● **AVAILABLE DATA**
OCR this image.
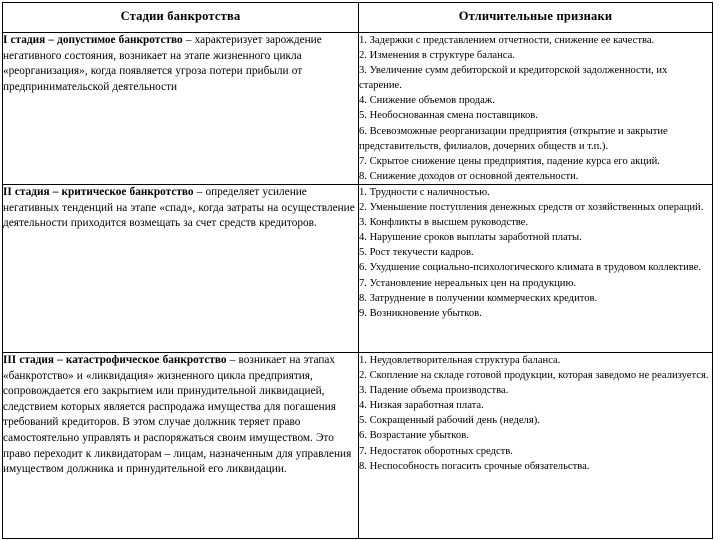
Стадии банкротства	Отличительные признаки

I стадия – допустимое банкротство – характеризует зарождение негативного состояния, возникает на этапе жизненного цикла «реорганизация», когда появляется угроза потери прибыли от предпринимательской деятельности

1. Задержки с представлением отчетности, снижение ее качества.
2. Изменения в структуре баланса.
3. Увеличение сумм дебиторской и кредиторской задолженности, их старение.
4. Снижение объемов продаж.
5. Необоснованная смена поставщиков.
6. Всевозможные реорганизации предприятия (открытие и закрытие представительств, филиалов, дочерних обществ и т.п.).
7. Скрытое снижение цены предприятия, падение курса его акций.
8. Снижение доходов от основной деятельности.

II стадия – критическое банкротство – определяет усиление негативных тенденций на этапе «спад», когда затраты на осуществление деятельности приходится возмещать за счет средств кредиторов.

1. Трудности с наличностью.
2. Уменьшение поступления денежных средств от хозяйственных операций.
3. Конфликты в высшем руководстве.
4. Нарушение сроков выплаты заработной платы.
5. Рост текучести кадров.
6. Ухудшение социально-психологического климата в трудовом коллективе.
7. Установление нереальных цен на продукцию.
8. Затруднение в получении коммерческих кредитов.
9. Возникновение убытков.

III стадия – катастрофическое банкротство – возникает на этапах «банкротство» и «ликвидация» жизненного цикла предприятия, сопровождается его закрытием или принудительной ликвидацией, следствием которых является распродажа имущества для погашения требований кредиторов. В этом случае должник теряет право самостоятельно управлять и распоряжаться своим имуществом. Это право переходит к ликвидаторам – лицам, назначенным для управления имуществом должника и принудительной его ликвидации.

1. Неудовлетворительная структура баланса.
2. Скопление на складе готовой продукции, которая заведомо не реализуется.
3. Падение объема производства.
4. Низкая заработная плата.
5. Сокращенный рабочий день (неделя).
6. Возрастание убытков.
7. Недостаток оборотных средств.
8. Неспособность погасить срочные обязательства.
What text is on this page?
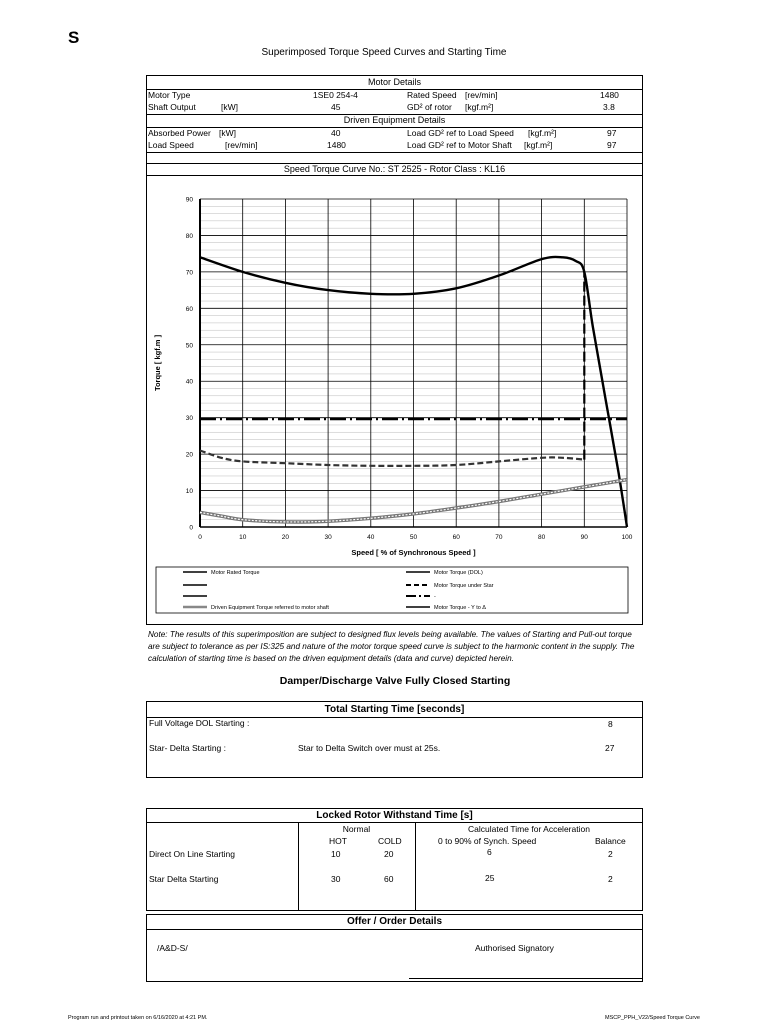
S
Superimposed Torque Speed Curves and Starting Time
Motor Details
Motor Type	1SE0 254-4	Rated Speed [rev/min]	1480
Shaft Output	[kW]	45	GD² of rotor [kgf.m²]	3.8
Driven Equipment Details
Absorbed Power [kW]	40	Load GD² ref to Load Speed [kgf.m²]	97
Load Speed	[rev/min]	1480	Load GD² ref to Motor Shaft [kgf.m²]	97
Speed Torque Curve No.: ST 2525 - Rotor Class : KL16
0
10
20
30
40
50
60
70
80
90
0	10	20	30	40	50	60	70	80	90	100
Speed [ % of Synchronous Speed ]
Torque [ kgf.m ]
Motor Rated Torque	Motor Torque (DOL)
Motor Torque under Star
-
Driven Equipment Torque referred to motor shaft	Motor Torque - Y to Δ
Note: The results of this superimposition are subject to designed flux levels being available. The values of Starting and Pull-out torque are subject to tolerance as per IS:325 and nature of the motor torque speed curve is subject to the harmonic content in the supply. The calculation of starting time is based on the driven equipment details (data and curve) depicted herein.
Damper/Discharge Valve Fully Closed Starting
Total Starting Time [seconds]
Full Voltage DOL Starting :	8
Star- Delta Starting :	Star to Delta Switch over must at 25s.	27
Locked Rotor Withstand Time [s]
Normal	Calculated Time for Acceleration
HOT	COLD	0 to 90% of Synch. Speed	Balance
Direct On Line Starting	10	20	6	2
Star Delta Starting	30	60	25	2
Offer / Order Details
/A&D-S/	Authorised Signatory
Program run and printout taken on 6/16/2020 at 4:21 PM.	MSCP_PPH_V22/Speed Torque Curve
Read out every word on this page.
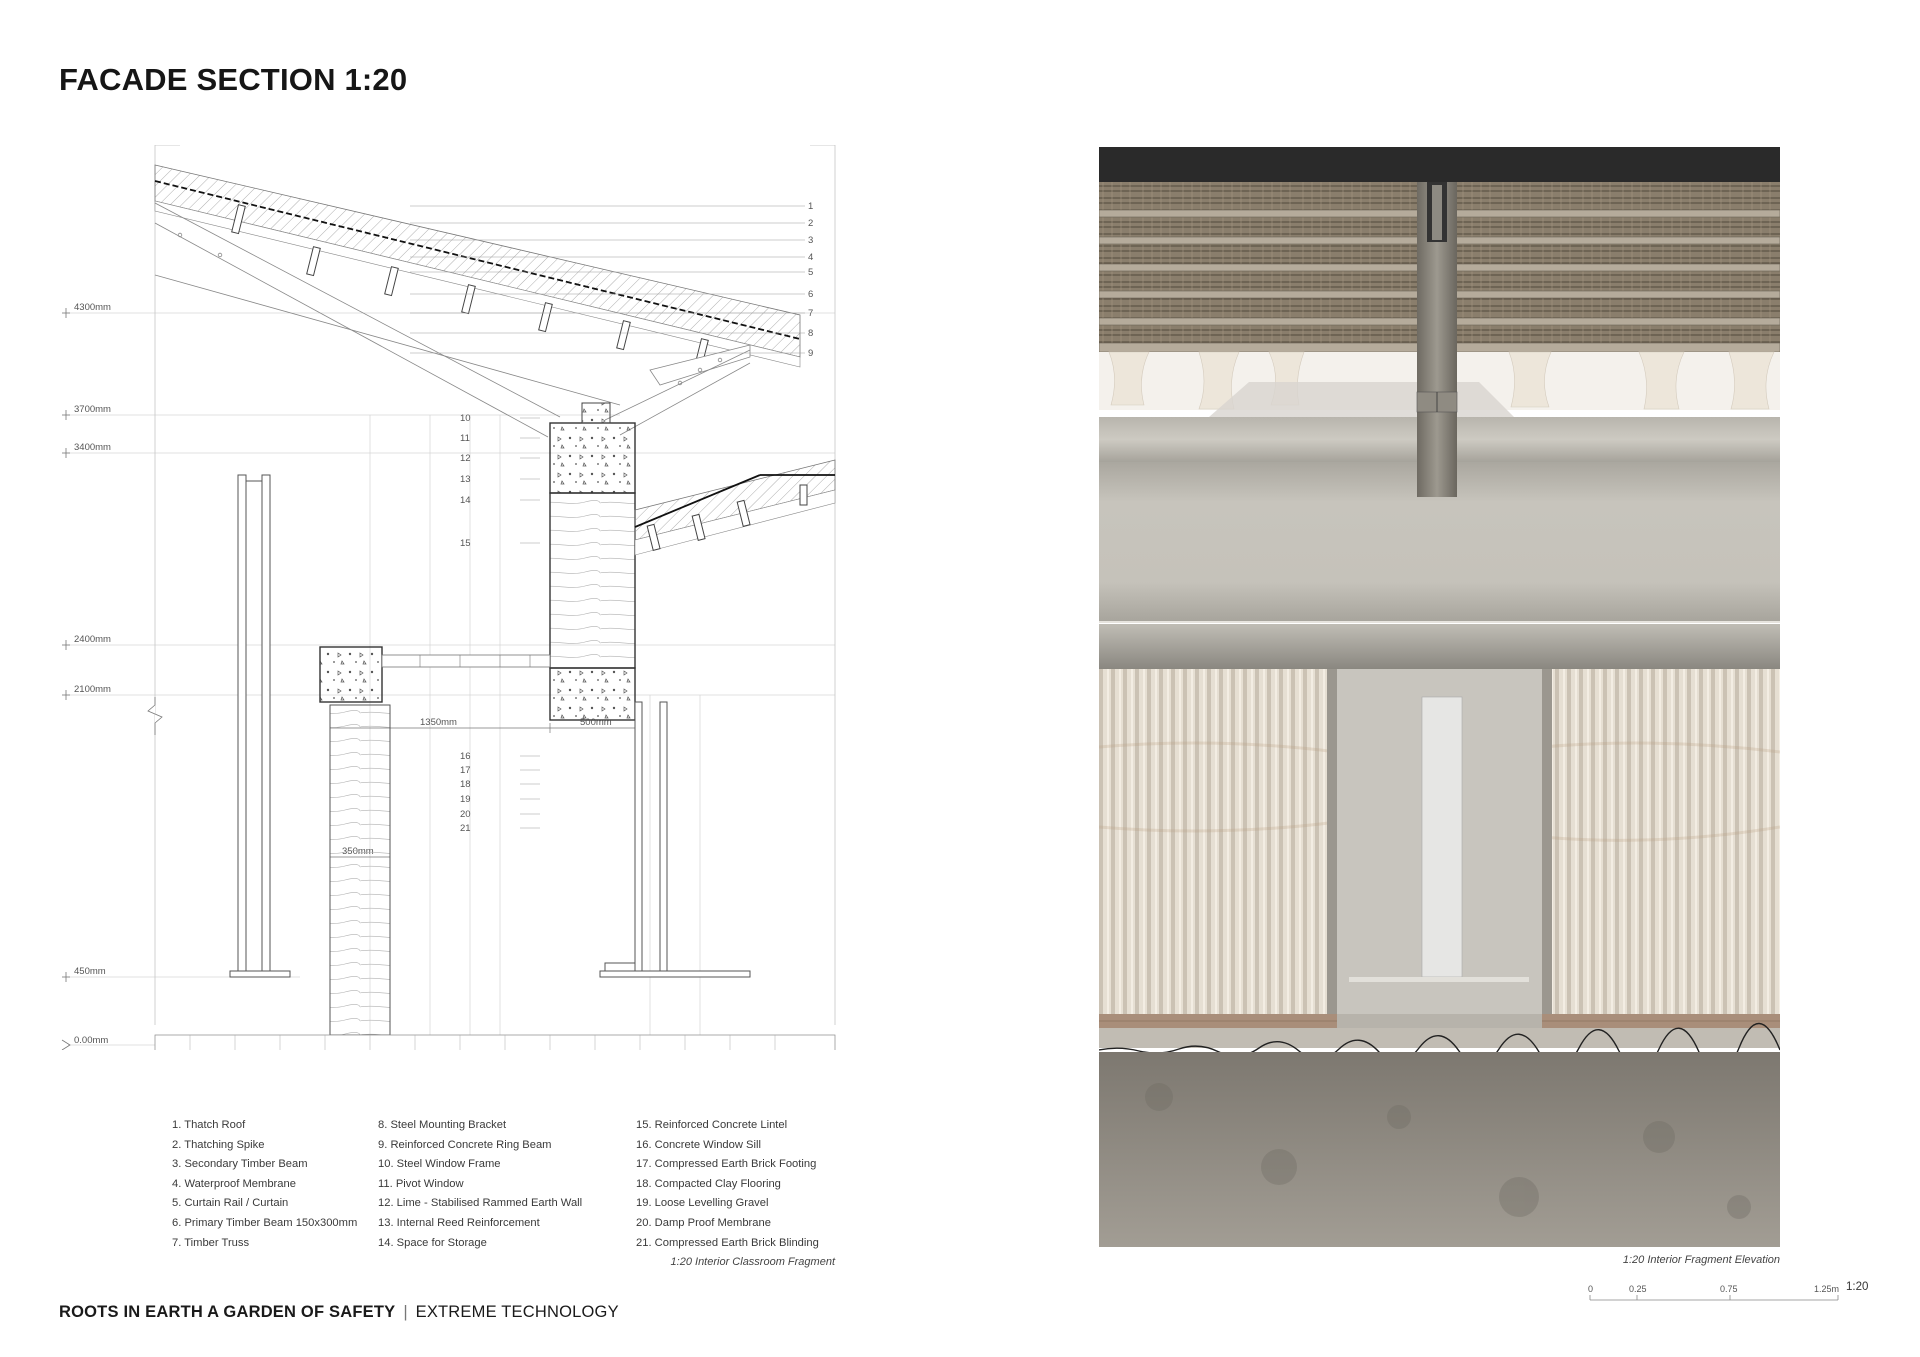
FACADE SECTION 1:20
4300mm
3700mm
3400mm
2400mm
2100mm
450mm
0.00mm
1350mm	500mm
1
2
3
4
5
6
7
8
9
10
11
12
13
14
15
16
17
18
19
20
21
1. Thatch Roof
2. Thatching Spike
3. Secondary Timber Beam
4. Waterproof Membrane
5. Curtain Rail / Curtain
6. Primary Timber Beam 150x300mm
7. Timber Truss
8. Steel Mounting Bracket
9. Reinforced Concrete Ring Beam
10. Steel Window Frame
11. Pivot Window
12. Lime - Stabilised Rammed Earth Wall
13. Internal Reed Reinforcement
14. Space for Storage
15. Reinforced Concrete Lintel
16. Concrete Window Sill
17. Compressed Earth Brick Footing
18. Compacted Clay Flooring
19. Loose Levelling Gravel
20. Damp Proof Membrane
21. Compressed Earth Brick Blinding
1:20 Interior Classroom Fragment	1:20 Interior Fragment Elevation
ROOTS IN EARTH A GARDEN OF SAFETY | EXTREME TECHNOLOGY
0	0.25	0.75	1.25m 1:20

● **OBJECTIVE**
Each line of the data is to be duplicated exactly; pictures stay out of the copy.

● **RESULT OF THE TASK**
OCR this image.
Стадии банкротства	Отличительные признаки

I стадия – допустимое банкротство – характеризует зарождение негативного состояния, возникает на этапе жизненного цикла «реорганизация», когда появляется угроза потери прибыли от предпринимательской деятельности

1. Задержки с представлением отчетности, снижение ее качества.
2. Изменения в структуре баланса.
3. Увеличение сумм дебиторской и кредиторской задолженности, их старение.
4. Снижение объемов продаж.
5. Необоснованная смена поставщиков.
6. Всевозможные реорганизации предприятия (открытие и закрытие представительств, филиалов, дочерних обществ и т.п.).
7. Скрытое снижение цены предприятия, падение курса его акций.
8. Снижение доходов от основной деятельности.

II стадия – критическое банкротство – определяет усиление негативных тенденций на этапе «спад», когда затраты на осуществление деятельности приходится возмещать за счет средств кредиторов.

1. Трудности с наличностью.
2. Уменьшение поступления денежных средств от хозяйственных операций.
3. Конфликты в высшем руководстве.
4. Нарушение сроков выплаты заработной платы.
5. Рост текучести кадров.
6. Ухудшение социально-психологического климата в трудовом коллективе.
7. Установление нереальных цен на продукцию.
8. Затруднение в получении коммерческих кредитов.
9. Возникновение убытков.

III стадия – катастрофическое банкротство – возникает на этапах «банкротство» и «ликвидация» жизненного цикла предприятия, сопровождается его закрытием или принудительной ликвидацией, следствием которых является распродажа имущества для погашения требований кредиторов. В этом случае должник теряет право самостоятельно управлять и распоряжаться своим имуществом. Это право переходит к ликвидаторам – лицам, назначенным для управления имуществом должника и принудительной его ликвидации.

1. Неудовлетворительная структура баланса.
2. Скопление на складе готовой продукции, которая заведомо не реализуется.
3. Падение объема производства.
4. Низкая заработная плата.
5. Сокращенный рабочий день (неделя).
6. Возрастание убытков.
7. Недостаток оборотных средств.
8. Неспособность погасить срочные обязательства.
What text is on this page?
S
Superimposed Torque Speed Curves and Starting Time
Motor Details
Motor Type	1SE0 254-4	Rated Speed [rev/min]	1480
Shaft Output	[kW]	45	GD² of rotor [kgf.m²]	3.8
Driven Equipment Details
Absorbed Power [kW]	40	Load GD² ref to Load Speed [kgf.m²]	97
Load Speed	[rev/min]	1480	Load GD² ref to Motor Shaft [kgf.m²]	97
Speed Torque Curve No.: ST 2525 - Rotor Class : KL16
0
10
20
30
40
50
60
70
80
90
0	10	20	30	40	50	60	70	80	90	100
Speed [ % of Synchronous Speed ]
Torque [ kgf.m ]
Motor Rated Torque	Motor Torque (DOL)
Motor Torque under Star
-
Driven Equipment Torque referred to motor shaft	Motor Torque - Y to Δ
Note: The results of this superimposition are subject to designed flux levels being available. The values of Starting and Pull-out torque are subject to tolerance as per IS:325 and nature of the motor torque speed curve is subject to the harmonic content in the supply. The calculation of starting time is based on the driven equipment details (data and curve) depicted herein.
Damper/Discharge Valve Fully Closed Starting
Total Starting Time [seconds]
Full Voltage DOL Starting :	8
Star- Delta Starting :	Star to Delta Switch over must at 25s.	27
Locked Rotor Withstand Time [s]
Normal	Calculated Time for Acceleration
HOT	COLD	0 to 90% of Synch. Speed	Balance
Direct On Line Starting	10	20	6	2
Star Delta Starting	30	60	25	2
Offer / Order Details
/A&D-S/	Authorised Signatory
Program run and printout taken on 6/16/2020 at 4:21 PM.	MSCP_PPH_V22/Speed Torque Curve
Read out every word on this page.
FACADE SECTION 1:20
4300mm
3700mm
3400mm
2400mm
2100mm
450mm
0.00mm
1350mm	500mm
1
2
3
4
5
6
7
8
9
10
11
12
13
14
15
16
17
18
19
20
21
1. Thatch Roof
2. Thatching Spike
3. Secondary Timber Beam
4. Waterproof Membrane
5. Curtain Rail / Curtain
6. Primary Timber Beam 150x300mm
7. Timber Truss
8. Steel Mounting Bracket
9. Reinforced Concrete Ring Beam
10. Steel Window Frame
11. Pivot Window
12. Lime - Stabilised Rammed Earth Wall
13. Internal Reed Reinforcement
14. Space for Storage
15. Reinforced Concrete Lintel
16. Concrete Window Sill
17. Compressed Earth Brick Footing
18. Compacted Clay Flooring
19. Loose Levelling Gravel
20. Damp Proof Membrane
21. Compressed Earth Brick Blinding
1:20 Interior Classroom Fragment	1:20 Interior Fragment Elevation
ROOTS IN EARTH A GARDEN OF SAFETY | EXTREME TECHNOLOGY
0	0.25	0.75	1.25m 1:20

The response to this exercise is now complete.